## Extracted data
# # # # #

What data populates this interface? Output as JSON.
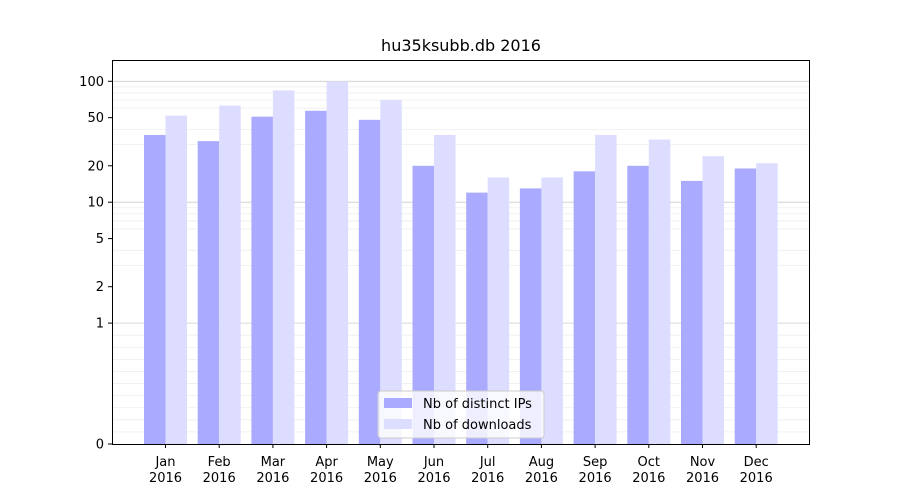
{
  "chart_data": {
    "type": "bar",
    "title": "hu35ksubb.db 2016",
    "xlabel": "",
    "ylabel": "",
    "scale": "symlog",
    "ylim": [
      0,
      150
    ],
    "yticks": [
      0,
      1,
      2,
      5,
      10,
      20,
      50,
      100
    ],
    "ytick_labels": [
      "0",
      "1",
      "2",
      "5",
      "10",
      "20",
      "50",
      "100"
    ],
    "grid": "horizontal major and minor",
    "legend_position": "bottom-center",
    "categories": [
      [
        "Jan",
        "2016"
      ],
      [
        "Feb",
        "2016"
      ],
      [
        "Mar",
        "2016"
      ],
      [
        "Apr",
        "2016"
      ],
      [
        "May",
        "2016"
      ],
      [
        "Jun",
        "2016"
      ],
      [
        "Jul",
        "2016"
      ],
      [
        "Aug",
        "2016"
      ],
      [
        "Sep",
        "2016"
      ],
      [
        "Oct",
        "2016"
      ],
      [
        "Nov",
        "2016"
      ],
      [
        "Dec",
        "2016"
      ]
    ],
    "series": [
      {
        "name": "Nb of distinct IPs",
        "color": "#aaaaff",
        "values": [
          36,
          32,
          51,
          57,
          48,
          20,
          12,
          13,
          18,
          20,
          15,
          19
        ]
      },
      {
        "name": "Nb of downloads",
        "color": "#ddddff",
        "values": [
          52,
          63,
          84,
          100,
          70,
          36,
          16,
          16,
          36,
          33,
          24,
          21
        ]
      }
    ]
  }
}
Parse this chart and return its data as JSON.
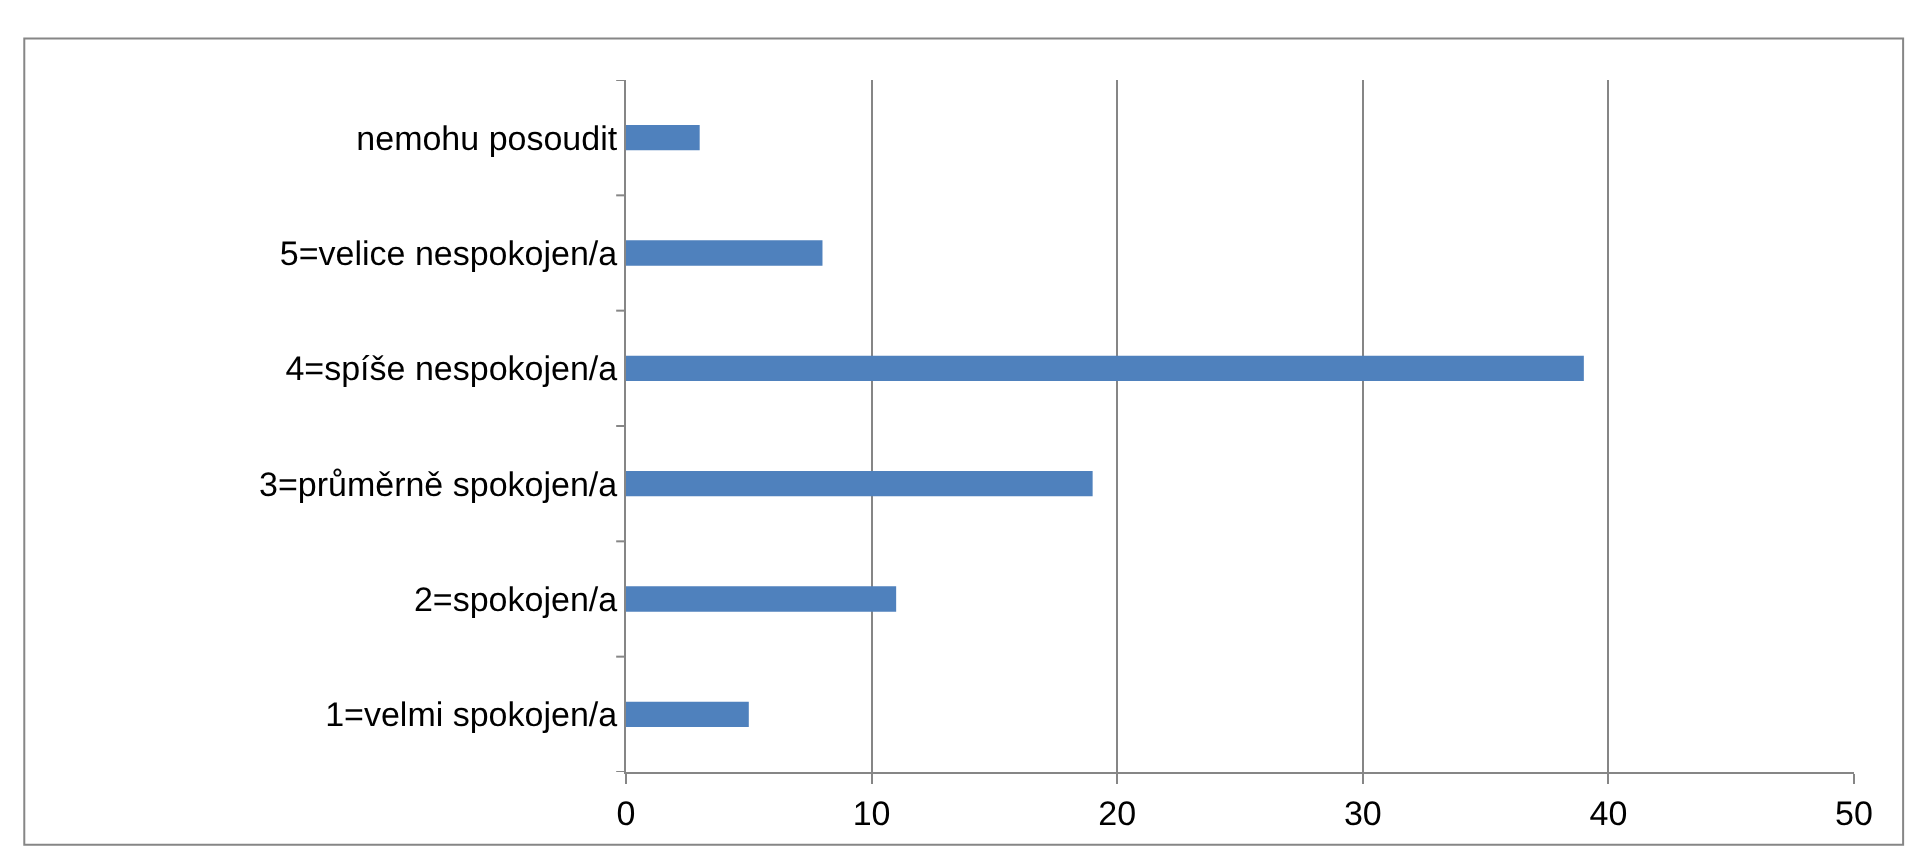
{
  "chart_data": {
    "type": "bar",
    "orientation": "horizontal",
    "categories": [
      "nemohu posoudit",
      "5=velice nespokojen/a",
      "4=spíše nespokojen/a",
      "3=průměrně spokojen/a",
      "2=spokojen/a",
      "1=velmi spokojen/a"
    ],
    "values": [
      3,
      8,
      39,
      19,
      11,
      5
    ],
    "color": "#4f81bd",
    "xlim": [
      0,
      50
    ],
    "xticks": [
      0,
      10,
      20,
      30,
      40,
      50
    ],
    "grid": "x"
  }
}
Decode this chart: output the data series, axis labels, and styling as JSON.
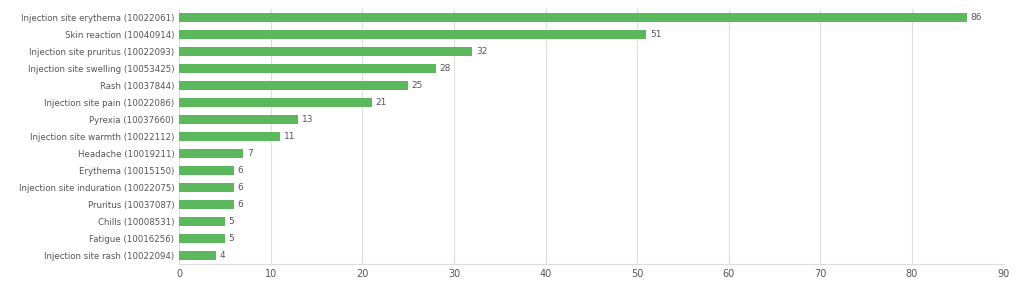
{
  "categories": [
    "Injection site erythema (10022061)",
    "Skin reaction (10040914)",
    "Injection site pruritus (10022093)",
    "Injection site swelling (10053425)",
    "Rash (10037844)",
    "Injection site pain (10022086)",
    "Pyrexia (10037660)",
    "Injection site warmth (10022112)",
    "Headache (10019211)",
    "Erythema (10015150)",
    "Injection site induration (10022075)",
    "Pruritus (10037087)",
    "Chills (10008531)",
    "Fatigue (10016256)",
    "Injection site rash (10022094)"
  ],
  "values": [
    86,
    51,
    32,
    28,
    25,
    21,
    13,
    11,
    7,
    6,
    6,
    6,
    5,
    5,
    4
  ],
  "bar_color": "#5cb85c",
  "value_label_color": "#555555",
  "background_color": "#ffffff",
  "grid_color": "#dddddd",
  "xlim": [
    0,
    90
  ],
  "xticks": [
    0,
    10,
    20,
    30,
    40,
    50,
    60,
    70,
    80,
    90
  ],
  "bar_height": 0.55,
  "label_fontsize": 6.2,
  "tick_fontsize": 7,
  "value_fontsize": 6.5
}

# # # # #

## Problem details
Every line above should be returned exactly; the pictures stay out.

## Correct result
What data populates this interface? Output as JSON.
{
  "chart_data": {
    "type": "bar",
    "title": "hu35ksubb.db 2016",
    "xlabel": "",
    "ylabel": "",
    "scale": "symlog",
    "ylim": [
      0,
      150
    ],
    "yticks": [
      0,
      1,
      2,
      5,
      10,
      20,
      50,
      100
    ],
    "ytick_labels": [
      "0",
      "1",
      "2",
      "5",
      "10",
      "20",
      "50",
      "100"
    ],
    "grid": "horizontal major and minor",
    "legend_position": "bottom-center",
    "categories": [
      [
        "Jan",
        "2016"
      ],
      [
        "Feb",
        "2016"
      ],
      [
        "Mar",
        "2016"
      ],
      [
        "Apr",
        "2016"
      ],
      [
        "May",
        "2016"
      ],
      [
        "Jun",
        "2016"
      ],
      [
        "Jul",
        "2016"
      ],
      [
        "Aug",
        "2016"
      ],
      [
        "Sep",
        "2016"
      ],
      [
        "Oct",
        "2016"
      ],
      [
        "Nov",
        "2016"
      ],
      [
        "Dec",
        "2016"
      ]
    ],
    "series": [
      {
        "name": "Nb of distinct IPs",
        "color": "#aaaaff",
        "values": [
          36,
          32,
          51,
          57,
          48,
          20,
          12,
          13,
          18,
          20,
          15,
          19
        ]
      },
      {
        "name": "Nb of downloads",
        "color": "#ddddff",
        "values": [
          52,
          63,
          84,
          100,
          70,
          36,
          16,
          16,
          36,
          33,
          24,
          21
        ]
      }
    ]
  }
}
Parse this chart and return its data as JSON.
{
  "chart_data": {
    "type": "bar",
    "orientation": "horizontal",
    "categories": [
      "nemohu posoudit",
      "5=velice nespokojen/a",
      "4=spíše nespokojen/a",
      "3=průměrně spokojen/a",
      "2=spokojen/a",
      "1=velmi spokojen/a"
    ],
    "values": [
      3,
      8,
      39,
      19,
      11,
      5
    ],
    "color": "#4f81bd",
    "xlim": [
      0,
      50
    ],
    "xticks": [
      0,
      10,
      20,
      30,
      40,
      50
    ],
    "grid": "x"
  }
}
Decode this chart: output the data series, axis labels, and styling as JSON.
{
  "categories": [
    "Injection site erythema (10022061)",
    "Skin reaction (10040914)",
    "Injection site pruritus (10022093)",
    "Injection site swelling (10053425)",
    "Rash (10037844)",
    "Injection site pain (10022086)",
    "Pyrexia (10037660)",
    "Injection site warmth (10022112)",
    "Headache (10019211)",
    "Erythema (10015150)",
    "Injection site induration (10022075)",
    "Pruritus (10037087)",
    "Chills (10008531)",
    "Fatigue (10016256)",
    "Injection site rash (10022094)"
  ],
  "values": [
    86,
    51,
    32,
    28,
    25,
    21,
    13,
    11,
    7,
    6,
    6,
    6,
    5,
    5,
    4
  ],
  "bar_color": "#5cb85c",
  "value_label_color": "#555555",
  "background_color": "#ffffff",
  "grid_color": "#dddddd",
  "xlim": [
    0,
    90
  ],
  "xticks": [
    0,
    10,
    20,
    30,
    40,
    50,
    60,
    70,
    80,
    90
  ],
  "bar_height": 0.55,
  "label_fontsize": 6.2,
  "tick_fontsize": 7,
  "value_fontsize": 6.5
}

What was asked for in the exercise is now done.